TASK DESCRIPTION:
Below are entries. Pull out all lines containing "circle".

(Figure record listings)
━━━━━━━━━━━━━━━━━━━━━━━━━━━━━━
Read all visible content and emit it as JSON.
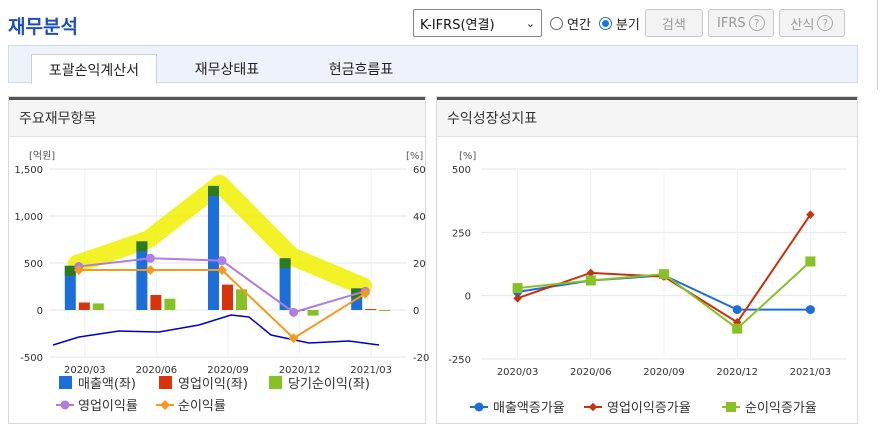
{
  "page_title": "재무분석",
  "controls": {
    "standard_select": "K-IFRS(연결)",
    "radio_annual": "연간",
    "radio_quarterly": "분기",
    "search_button": "검색",
    "ifrs_button": "IFRS",
    "formula_button": "산식",
    "help_glyph": "?"
  },
  "tabs": [
    {
      "label": "포괄손익계산서",
      "active": true
    },
    {
      "label": "재무상태표",
      "active": false
    },
    {
      "label": "현금흐름표",
      "active": false
    }
  ],
  "left_panel": {
    "title": "주요재무항목",
    "chart_data": {
      "type": "bar",
      "categories": [
        "2020/03",
        "2020/06",
        "2020/09",
        "2020/12",
        "2021/03"
      ],
      "y_left_label": "[억원]",
      "y_right_label": "[%]",
      "y_left_ticks": [
        "1,500",
        "1,000",
        "500",
        "0",
        "-500"
      ],
      "y_right_ticks": [
        "60",
        "40",
        "20",
        "0",
        "-20"
      ],
      "y_left_range": [
        -500,
        1500
      ],
      "y_right_range": [
        -20,
        60
      ],
      "series": [
        {
          "name": "매출액(좌)",
          "kind": "bar",
          "axis": "left",
          "color": "#1c6fd8",
          "values": [
            470,
            730,
            1320,
            550,
            230
          ]
        },
        {
          "name": "영업이익(좌)",
          "kind": "bar",
          "axis": "left",
          "color": "#d9330b",
          "values": [
            80,
            160,
            270,
            0,
            10
          ]
        },
        {
          "name": "당기순이익(좌)",
          "kind": "bar",
          "axis": "left",
          "color": "#86c226",
          "values": [
            70,
            120,
            220,
            -60,
            -10
          ]
        },
        {
          "name": "영업이익률",
          "kind": "line",
          "axis": "right",
          "color": "#b07de0",
          "values": [
            18.5,
            22,
            21,
            -1,
            8
          ]
        },
        {
          "name": "순이익률",
          "kind": "line",
          "axis": "right",
          "color": "#f59a1e",
          "values": [
            17,
            17,
            17,
            -12,
            7
          ]
        }
      ],
      "highlight_color": "#f0f000",
      "trend_color": "#0000cc"
    }
  },
  "right_panel": {
    "title": "수익성장성지표",
    "chart_data": {
      "type": "line",
      "categories": [
        "2020/03",
        "2020/06",
        "2020/09",
        "2020/12",
        "2021/03"
      ],
      "y_label": "[%]",
      "y_ticks": [
        "500",
        "250",
        "0",
        "-250"
      ],
      "y_range": [
        -250,
        500
      ],
      "series": [
        {
          "name": "매출액증가율",
          "color": "#1c6fd8",
          "marker": "circle",
          "values": [
            15,
            60,
            80,
            -55,
            -55
          ]
        },
        {
          "name": "영업이익증가율",
          "color": "#c9300f",
          "marker": "diamond",
          "values": [
            -10,
            90,
            75,
            -105,
            320
          ]
        },
        {
          "name": "순이익증가율",
          "color": "#86c226",
          "marker": "square",
          "values": [
            30,
            60,
            85,
            -130,
            135
          ]
        }
      ]
    }
  }
}
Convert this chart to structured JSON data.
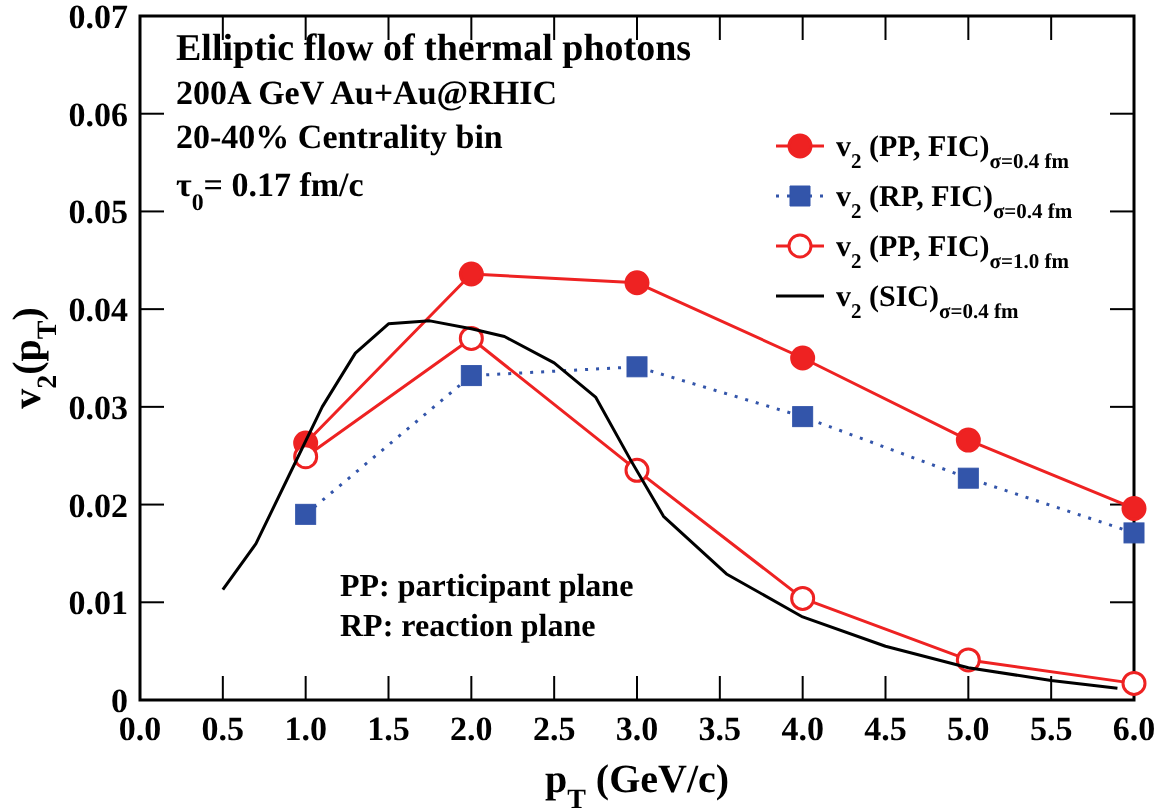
{
  "chart_data": {
    "type": "line",
    "title": "Elliptic flow of thermal photons",
    "annotations": [
      "200A GeV Au+Au@RHIC",
      "20-40% Centrality bin",
      "τ$_{0}$= 0.17 fm/c",
      "PP: participant plane",
      "RP: reaction plane"
    ],
    "xlabel": "p$_{T}$ (GeV/c)",
    "ylabel": "v$_{2}$(p$_{T}$)",
    "xlim": [
      0,
      6.0
    ],
    "ylim": [
      0,
      0.07
    ],
    "xticks": [
      {
        "value": 0,
        "label": "0.0"
      },
      {
        "value": 0.5,
        "label": "0.5"
      },
      {
        "value": 1,
        "label": "1.0"
      },
      {
        "value": 1.5,
        "label": "1.5"
      },
      {
        "value": 2,
        "label": "2.0"
      },
      {
        "value": 2.5,
        "label": "2.5"
      },
      {
        "value": 3,
        "label": "3.0"
      },
      {
        "value": 3.5,
        "label": "3.5"
      },
      {
        "value": 4,
        "label": "4.0"
      },
      {
        "value": 4.5,
        "label": "4.5"
      },
      {
        "value": 5,
        "label": "5.0"
      },
      {
        "value": 5.5,
        "label": "5.5"
      },
      {
        "value": 6,
        "label": "6.0"
      }
    ],
    "yticks": [
      0,
      0.01,
      0.02,
      0.03,
      0.04,
      0.05,
      0.06,
      0.07
    ],
    "grid": false,
    "legend": "top right",
    "series": [
      {
        "name": "v$_{2}$ (PP, FIC)$_{σ=0.4 fm}$",
        "color": "#ee2222",
        "marker": "circle",
        "line_style": "solid",
        "x": [
          1,
          2,
          3,
          4,
          5,
          6
        ],
        "values": [
          0.0263,
          0.0436,
          0.0427,
          0.035,
          0.0266,
          0.0196
        ]
      },
      {
        "name": "v$_{2}$ (RP, FIC)$_{σ=0.4 fm}$",
        "color": "#3355aa",
        "marker": "square",
        "line_style": "dotted",
        "x": [
          1,
          2,
          3,
          4,
          5,
          6
        ],
        "values": [
          0.019,
          0.0332,
          0.0341,
          0.029,
          0.0227,
          0.0171
        ]
      },
      {
        "name": "v$_{2}$ (PP, FIC)$_{σ=1.0 fm}$",
        "color": "#ee2222",
        "marker": "circle-open",
        "line_style": "solid",
        "x": [
          1,
          2,
          3,
          4,
          5,
          6
        ],
        "values": [
          0.0249,
          0.037,
          0.0235,
          0.0104,
          0.0041,
          0.0017
        ]
      },
      {
        "name": "v$_{2}$ (SIC)$_{σ=0.4 fm}$",
        "color": "#000000",
        "marker": "none",
        "line_style": "solid",
        "x": [
          0.5,
          0.7,
          0.9,
          1.1,
          1.3,
          1.5,
          1.75,
          2.0,
          2.2,
          2.5,
          2.75,
          2.96,
          3.16,
          3.54,
          4.0,
          4.5,
          5.0,
          5.5,
          5.9
        ],
        "values": [
          0.0113,
          0.016,
          0.023,
          0.03,
          0.0355,
          0.0385,
          0.0388,
          0.038,
          0.0372,
          0.0345,
          0.031,
          0.0246,
          0.0188,
          0.0129,
          0.0085,
          0.0055,
          0.0033,
          0.002,
          0.0012
        ]
      }
    ]
  }
}
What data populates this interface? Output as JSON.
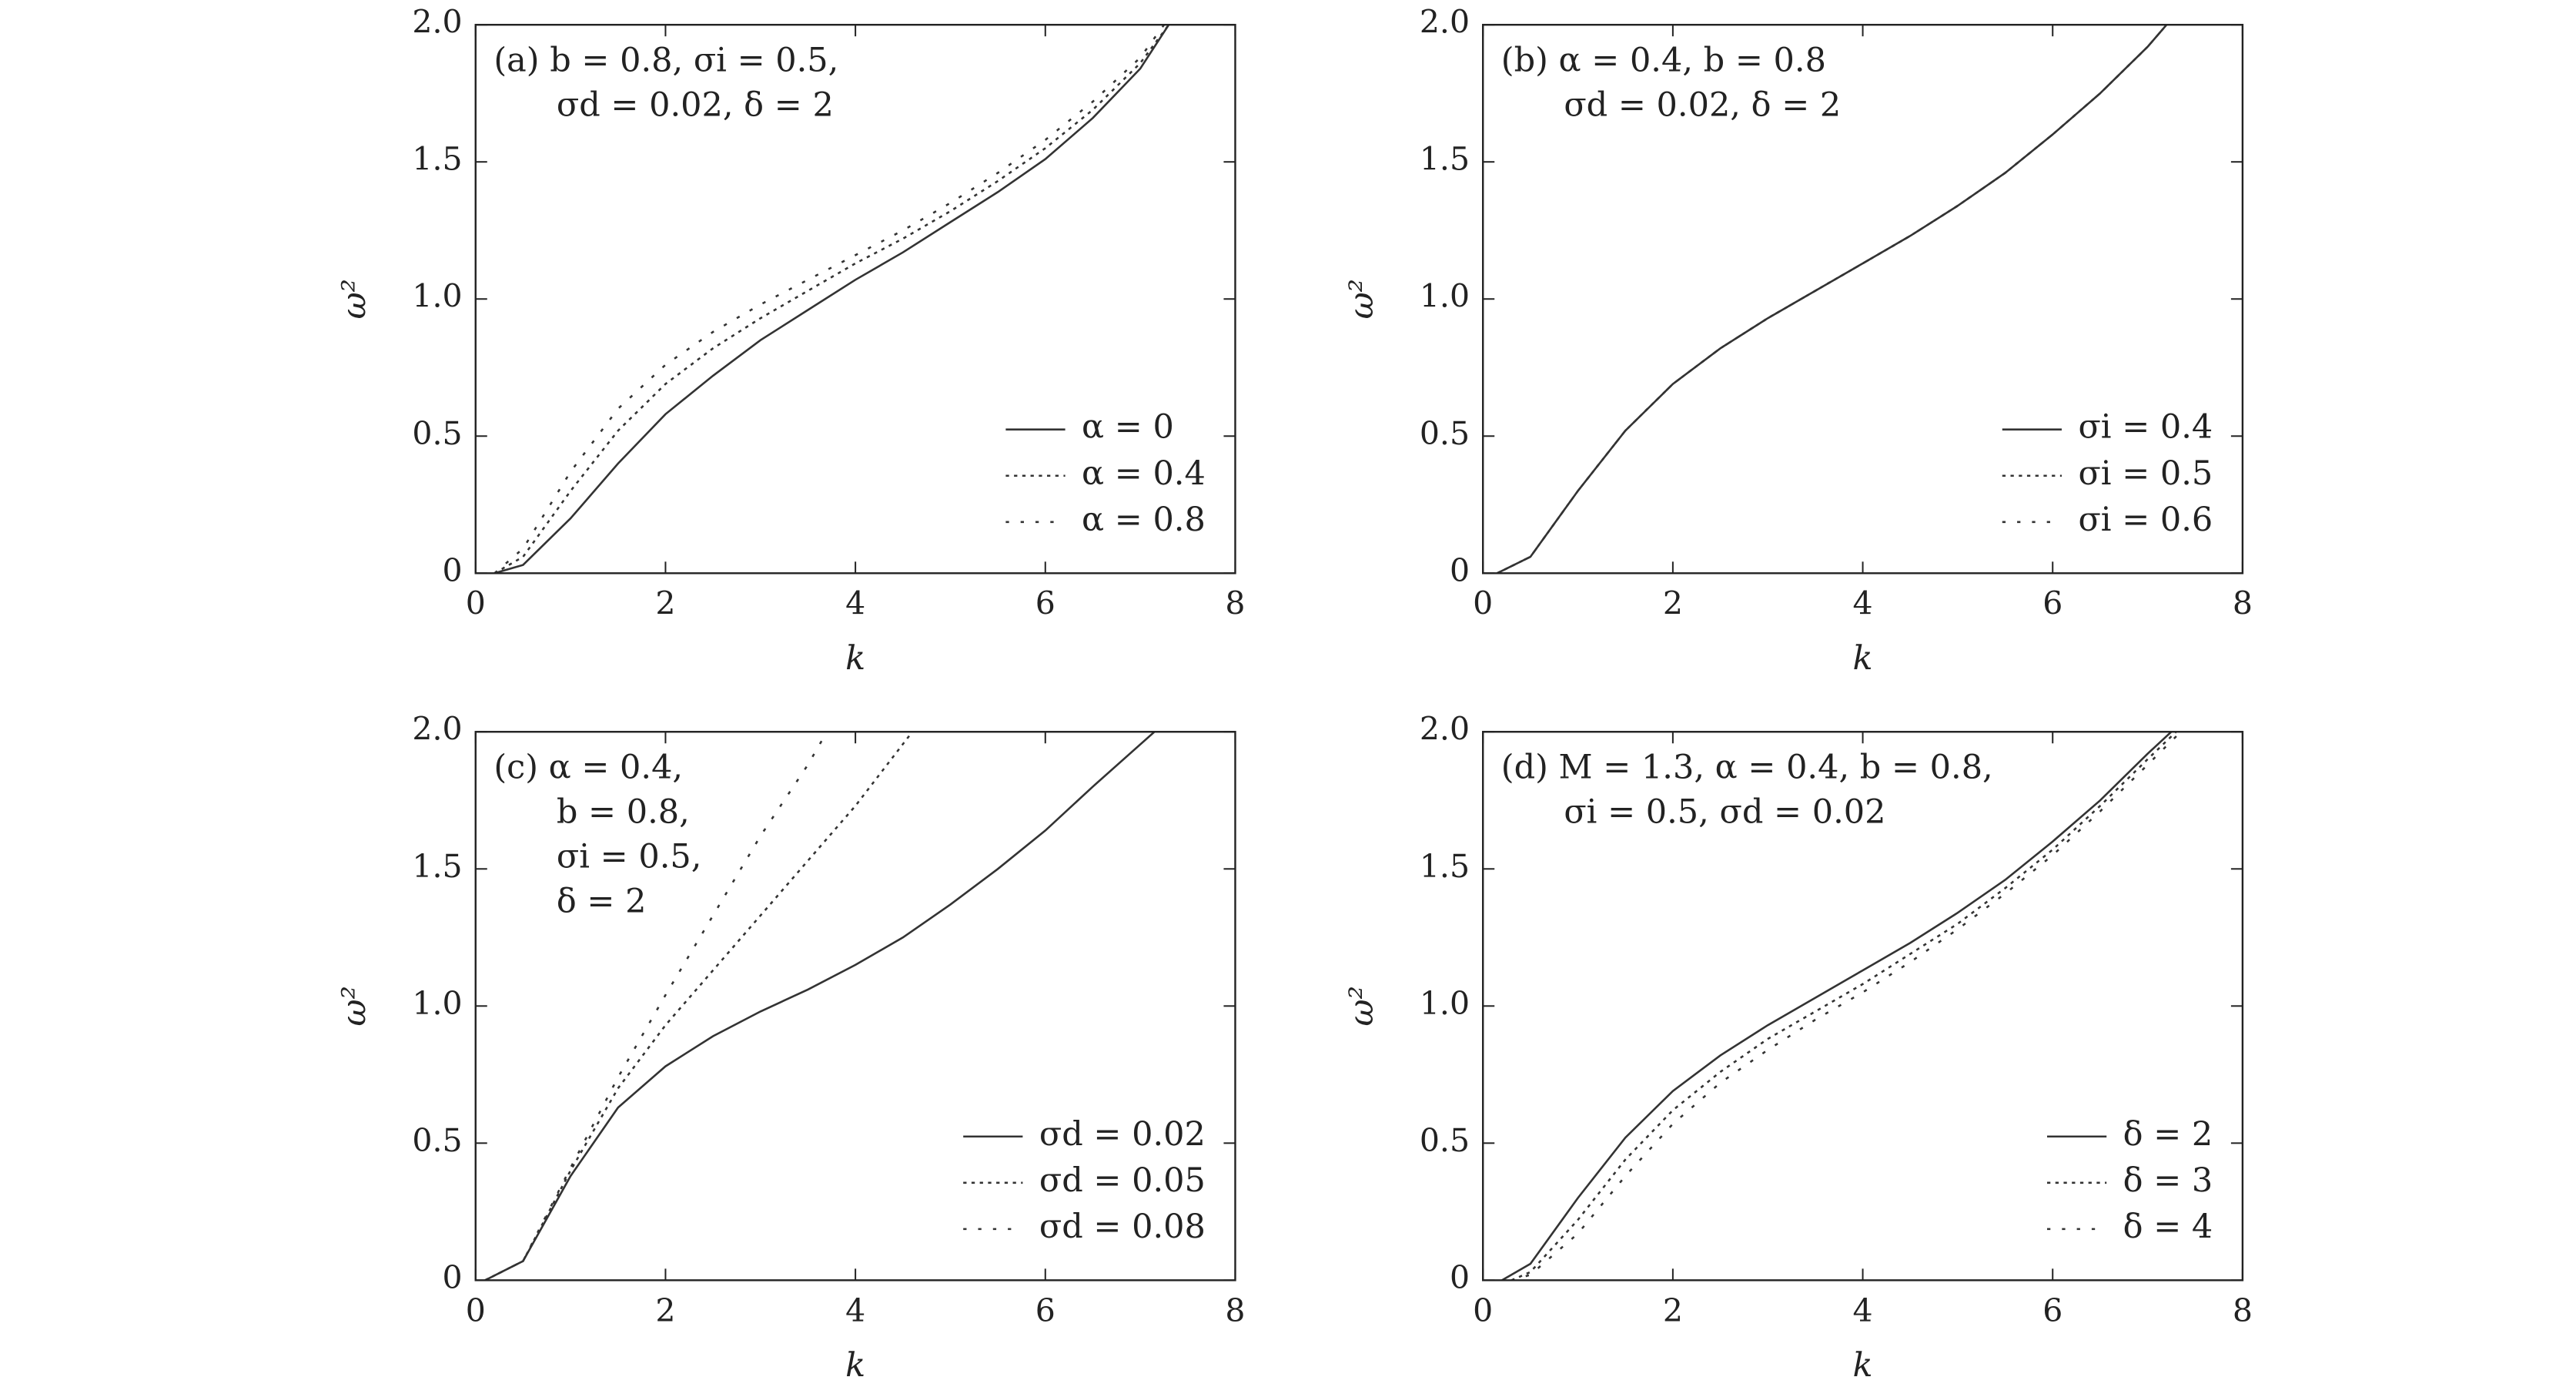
{
  "chart_data": [
    {
      "type": "line",
      "annotation": [
        "(a) b = 0.8, σi = 0.5,",
        "σd = 0.02, δ = 2"
      ],
      "x_label": "k",
      "y_label": "ω²",
      "xlim": [
        0,
        8
      ],
      "ylim": [
        0,
        2
      ],
      "xticks": [
        0,
        2,
        4,
        6,
        8
      ],
      "yticks": [
        0,
        0.5,
        {
          "value": 1,
          "label": "1.0"
        },
        1.5,
        {
          "value": 2,
          "label": "2.0"
        }
      ],
      "legend": "lower right",
      "series": [
        {
          "name": "α = 0",
          "color": "#333333",
          "dash": "solid",
          "x": [
            0.2,
            0.5,
            1,
            1.5,
            2,
            2.5,
            3,
            3.5,
            4,
            4.5,
            5,
            5.5,
            6,
            6.5,
            7,
            7.3
          ],
          "values": [
            0,
            0.03,
            0.2,
            0.4,
            0.58,
            0.72,
            0.85,
            0.96,
            1.07,
            1.17,
            1.28,
            1.39,
            1.51,
            1.66,
            1.84,
            2.0
          ]
        },
        {
          "name": "α = 0.4",
          "color": "#333333",
          "dash": "dotted",
          "x": [
            0.2,
            0.5,
            1,
            1.5,
            2,
            2.5,
            3,
            3.5,
            4,
            4.5,
            5,
            5.5,
            6,
            6.5,
            7,
            7.3
          ],
          "values": [
            0,
            0.06,
            0.3,
            0.52,
            0.69,
            0.82,
            0.93,
            1.03,
            1.13,
            1.22,
            1.32,
            1.43,
            1.55,
            1.69,
            1.86,
            2.0
          ]
        },
        {
          "name": "α = 0.8",
          "color": "#333333",
          "dash": "sparse",
          "x": [
            0.2,
            0.5,
            1,
            1.5,
            2,
            2.5,
            3,
            3.5,
            4,
            4.5,
            5,
            5.5,
            6,
            6.5,
            7,
            7.25
          ],
          "values": [
            0,
            0.09,
            0.37,
            0.6,
            0.76,
            0.88,
            0.98,
            1.07,
            1.16,
            1.25,
            1.35,
            1.46,
            1.58,
            1.72,
            1.88,
            2.0
          ]
        }
      ]
    },
    {
      "type": "line",
      "annotation": [
        "(b) α = 0.4, b = 0.8",
        "σd = 0.02, δ = 2"
      ],
      "x_label": "k",
      "y_label": "ω²",
      "xlim": [
        0,
        8
      ],
      "ylim": [
        0,
        2
      ],
      "xticks": [
        0,
        2,
        4,
        6,
        8
      ],
      "yticks": [
        0,
        0.5,
        {
          "value": 1,
          "label": "1.0"
        },
        1.5,
        {
          "value": 2,
          "label": "2.0"
        }
      ],
      "legend": "lower right",
      "series": [
        {
          "name": "σi = 0.4",
          "color": "#333333",
          "dash": "solid",
          "x": [
            0.15,
            0.5,
            1,
            1.5,
            2,
            2.5,
            3,
            3.5,
            4,
            4.5,
            5,
            5.5,
            6,
            6.5,
            7,
            7.2
          ],
          "values": [
            0,
            0.06,
            0.3,
            0.52,
            0.69,
            0.82,
            0.93,
            1.03,
            1.13,
            1.23,
            1.34,
            1.46,
            1.6,
            1.75,
            1.92,
            2.0
          ]
        },
        {
          "name": "σi = 0.5",
          "color": "#333333",
          "dash": "dotted",
          "x": [
            0.15,
            0.5,
            1,
            1.5,
            2,
            2.5,
            3,
            3.5,
            4,
            4.5,
            5,
            5.5,
            6,
            6.5,
            7,
            7.2
          ],
          "values": [
            0,
            0.06,
            0.3,
            0.52,
            0.69,
            0.82,
            0.93,
            1.03,
            1.13,
            1.23,
            1.34,
            1.46,
            1.6,
            1.75,
            1.92,
            2.0
          ]
        },
        {
          "name": "σi = 0.6",
          "color": "#333333",
          "dash": "sparse",
          "x": [
            0.15,
            0.5,
            1,
            1.5,
            2,
            2.5,
            3,
            3.5,
            4,
            4.5,
            5,
            5.5,
            6,
            6.5,
            7,
            7.2
          ],
          "values": [
            0,
            0.06,
            0.3,
            0.52,
            0.69,
            0.82,
            0.93,
            1.03,
            1.13,
            1.23,
            1.34,
            1.46,
            1.6,
            1.75,
            1.92,
            2.0
          ]
        }
      ]
    },
    {
      "type": "line",
      "annotation": [
        "(c) α = 0.4,",
        "b = 0.8,",
        "σi = 0.5,",
        "δ = 2"
      ],
      "x_label": "k",
      "y_label": "ω²",
      "xlim": [
        0,
        8
      ],
      "ylim": [
        0,
        2
      ],
      "xticks": [
        0,
        2,
        4,
        6,
        8
      ],
      "yticks": [
        0,
        0.5,
        {
          "value": 1,
          "label": "1.0"
        },
        1.5,
        {
          "value": 2,
          "label": "2.0"
        }
      ],
      "legend": "lower right",
      "series": [
        {
          "name": "σd = 0.02",
          "color": "#333333",
          "dash": "solid",
          "x": [
            0.1,
            0.5,
            1,
            1.5,
            2,
            2.5,
            3,
            3.5,
            4,
            4.5,
            5,
            5.5,
            6,
            6.5,
            7.15
          ],
          "values": [
            0,
            0.07,
            0.38,
            0.63,
            0.78,
            0.89,
            0.98,
            1.06,
            1.15,
            1.25,
            1.37,
            1.5,
            1.64,
            1.8,
            2.0
          ]
        },
        {
          "name": "σd = 0.05",
          "color": "#333333",
          "dash": "dotted",
          "x": [
            0.1,
            0.5,
            1,
            1.5,
            2,
            2.5,
            3,
            3.5,
            4,
            4.6
          ],
          "values": [
            0,
            0.07,
            0.4,
            0.7,
            0.93,
            1.13,
            1.33,
            1.53,
            1.73,
            2.0
          ]
        },
        {
          "name": "σd = 0.08",
          "color": "#333333",
          "dash": "sparse",
          "x": [
            0.1,
            0.5,
            1,
            1.5,
            2,
            2.5,
            3,
            3.5,
            3.7
          ],
          "values": [
            0,
            0.07,
            0.41,
            0.74,
            1.04,
            1.33,
            1.62,
            1.88,
            2.0
          ]
        }
      ]
    },
    {
      "type": "line",
      "annotation": [
        "(d) M = 1.3, α = 0.4, b = 0.8,",
        "σi = 0.5, σd = 0.02"
      ],
      "x_label": "k",
      "y_label": "ω²",
      "xlim": [
        0,
        8
      ],
      "ylim": [
        0,
        2
      ],
      "xticks": [
        0,
        2,
        4,
        6,
        8
      ],
      "yticks": [
        0,
        0.5,
        {
          "value": 1,
          "label": "1.0"
        },
        1.5,
        {
          "value": 2,
          "label": "2.0"
        }
      ],
      "legend": "lower right",
      "series": [
        {
          "name": "δ = 2",
          "color": "#333333",
          "dash": "solid",
          "x": [
            0.2,
            0.5,
            1,
            1.5,
            2,
            2.5,
            3,
            3.5,
            4,
            4.5,
            5,
            5.5,
            6,
            6.5,
            7,
            7.25
          ],
          "values": [
            0,
            0.06,
            0.3,
            0.52,
            0.69,
            0.82,
            0.93,
            1.03,
            1.13,
            1.23,
            1.34,
            1.46,
            1.6,
            1.75,
            1.92,
            2.0
          ]
        },
        {
          "name": "δ = 3",
          "color": "#333333",
          "dash": "dotted",
          "x": [
            0.3,
            0.5,
            1,
            1.5,
            2,
            2.5,
            3,
            3.5,
            4,
            4.5,
            5,
            5.5,
            6,
            6.5,
            7,
            7.3
          ],
          "values": [
            0,
            0.03,
            0.22,
            0.44,
            0.62,
            0.76,
            0.88,
            0.98,
            1.08,
            1.19,
            1.3,
            1.43,
            1.57,
            1.73,
            1.9,
            2.0
          ]
        },
        {
          "name": "δ = 4",
          "color": "#333333",
          "dash": "sparse",
          "x": [
            0.3,
            0.5,
            1,
            1.5,
            2,
            2.5,
            3,
            3.5,
            4,
            4.5,
            5,
            5.5,
            6,
            6.5,
            7,
            7.35
          ],
          "values": [
            0,
            0.02,
            0.17,
            0.38,
            0.57,
            0.72,
            0.84,
            0.95,
            1.05,
            1.16,
            1.28,
            1.41,
            1.55,
            1.71,
            1.88,
            2.0
          ]
        }
      ]
    }
  ]
}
━━━━━━━━━━━━━━━━━━━━━━━━━━━━━━
RESULT OF THE EXERCISE:
          "marker": "circle",
        "marker": "circle",
        "marker": "circle-open",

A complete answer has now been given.